Items from a figure collection
--*--

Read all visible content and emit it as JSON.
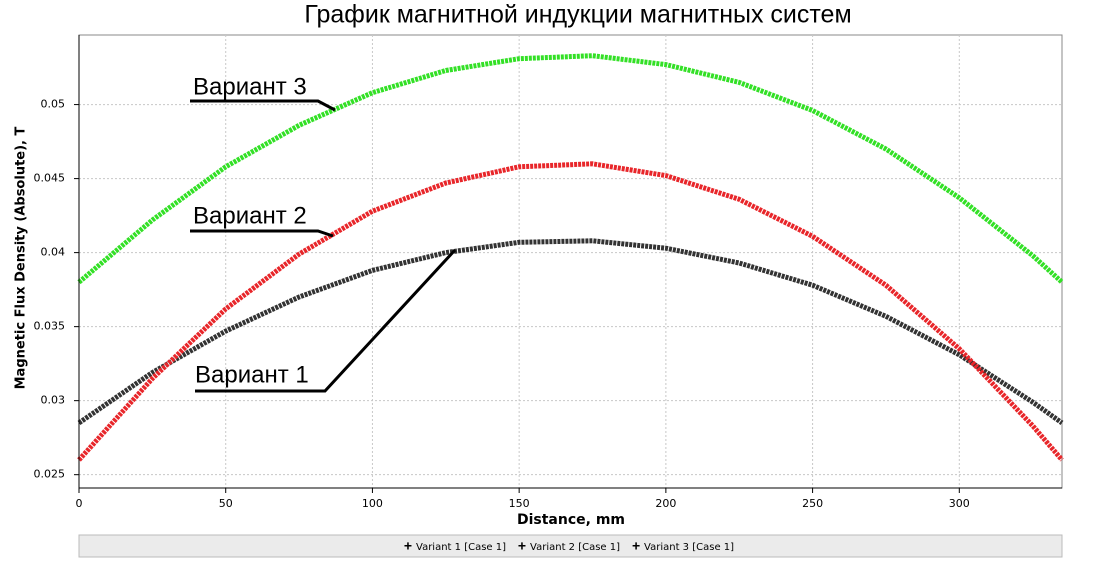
{
  "chart_data": {
    "type": "line",
    "title": "График магнитной индукции магнитных систем",
    "xlabel": "Distance, mm",
    "ylabel": "Magnetic Flux Density (Absolute), T",
    "x": [
      0,
      25,
      50,
      75,
      100,
      125,
      150,
      175,
      200,
      225,
      250,
      275,
      300,
      325,
      335
    ],
    "series": [
      {
        "name": "Variant 1 [Case 1]",
        "color": "#333333",
        "values": [
          0.0285,
          0.0319,
          0.0347,
          0.037,
          0.0388,
          0.04,
          0.0407,
          0.0408,
          0.0403,
          0.0393,
          0.0378,
          0.0357,
          0.0331,
          0.0299,
          0.0285
        ]
      },
      {
        "name": "Variant 2 [Case 1]",
        "color": "#e8262a",
        "values": [
          0.026,
          0.0315,
          0.0362,
          0.0399,
          0.0428,
          0.0447,
          0.0458,
          0.046,
          0.0452,
          0.0436,
          0.0411,
          0.0378,
          0.0335,
          0.0283,
          0.026
        ]
      },
      {
        "name": "Variant 3 [Case 1]",
        "color": "#33e026",
        "values": [
          0.038,
          0.0422,
          0.0458,
          0.0486,
          0.0508,
          0.0523,
          0.0531,
          0.0533,
          0.0527,
          0.0515,
          0.0496,
          0.047,
          0.0437,
          0.0398,
          0.038
        ]
      }
    ],
    "annotations": [
      "Вариант 3",
      "Вариант 2",
      "Вариант 1"
    ],
    "xlim": [
      0,
      335
    ],
    "ylim": [
      0.0241,
      0.0547
    ],
    "xticks": [
      0,
      50,
      100,
      150,
      200,
      250,
      300
    ],
    "yticks": [
      0.025,
      0.03,
      0.035,
      0.04,
      0.045,
      0.05
    ],
    "grid": true
  }
}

--*--

## Challenge
Skip the pictures, then retype every line above exactly.

## Answer to the problem
Read all visible content and emit it as JSON.
{
  "chart_data": {
    "type": "line",
    "title": "График магнитной индукции магнитных систем",
    "xlabel": "Distance, mm",
    "ylabel": "Magnetic Flux Density (Absolute), T",
    "x": [
      0,
      25,
      50,
      75,
      100,
      125,
      150,
      175,
      200,
      225,
      250,
      275,
      300,
      325,
      335
    ],
    "series": [
      {
        "name": "Variant 1 [Case 1]",
        "color": "#333333",
        "values": [
          0.0285,
          0.0319,
          0.0347,
          0.037,
          0.0388,
          0.04,
          0.0407,
          0.0408,
          0.0403,
          0.0393,
          0.0378,
          0.0357,
          0.0331,
          0.0299,
          0.0285
        ]
      },
      {
        "name": "Variant 2 [Case 1]",
        "color": "#e8262a",
        "values": [
          0.026,
          0.0315,
          0.0362,
          0.0399,
          0.0428,
          0.0447,
          0.0458,
          0.046,
          0.0452,
          0.0436,
          0.0411,
          0.0378,
          0.0335,
          0.0283,
          0.026
        ]
      },
      {
        "name": "Variant 3 [Case 1]",
        "color": "#33e026",
        "values": [
          0.038,
          0.0422,
          0.0458,
          0.0486,
          0.0508,
          0.0523,
          0.0531,
          0.0533,
          0.0527,
          0.0515,
          0.0496,
          0.047,
          0.0437,
          0.0398,
          0.038
        ]
      }
    ],
    "annotations": [
      "Вариант 3",
      "Вариант 2",
      "Вариант 1"
    ],
    "xlim": [
      0,
      335
    ],
    "ylim": [
      0.0241,
      0.0547
    ],
    "xticks": [
      0,
      50,
      100,
      150,
      200,
      250,
      300
    ],
    "yticks": [
      0.025,
      0.03,
      0.035,
      0.04,
      0.045,
      0.05
    ],
    "grid": true
  }
}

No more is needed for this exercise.